_RECORDS_.
• • • •
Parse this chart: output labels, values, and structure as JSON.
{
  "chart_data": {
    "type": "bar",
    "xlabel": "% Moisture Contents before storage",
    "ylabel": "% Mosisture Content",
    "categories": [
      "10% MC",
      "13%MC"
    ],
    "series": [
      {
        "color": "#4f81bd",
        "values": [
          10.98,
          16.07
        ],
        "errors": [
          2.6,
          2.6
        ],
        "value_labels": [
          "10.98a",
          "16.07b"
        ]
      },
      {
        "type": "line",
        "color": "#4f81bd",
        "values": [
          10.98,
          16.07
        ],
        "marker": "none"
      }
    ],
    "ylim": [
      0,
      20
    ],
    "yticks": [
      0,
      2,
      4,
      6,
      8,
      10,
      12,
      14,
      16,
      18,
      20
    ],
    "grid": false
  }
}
• • • •
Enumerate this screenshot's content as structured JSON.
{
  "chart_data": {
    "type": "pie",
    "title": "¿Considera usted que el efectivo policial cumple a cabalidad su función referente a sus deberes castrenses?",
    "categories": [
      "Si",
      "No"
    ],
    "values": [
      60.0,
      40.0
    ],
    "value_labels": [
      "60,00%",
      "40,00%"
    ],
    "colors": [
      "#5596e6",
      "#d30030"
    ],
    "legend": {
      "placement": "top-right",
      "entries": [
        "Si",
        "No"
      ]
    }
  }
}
• • • •
_GIVEN EXERCISE_.
Take every line that includes the string "this" and copy it.

_SOLUTION_.
Parse this chart: output labels, values, and structure as JSON.
Enumerate this screenshot's content as structured JSON.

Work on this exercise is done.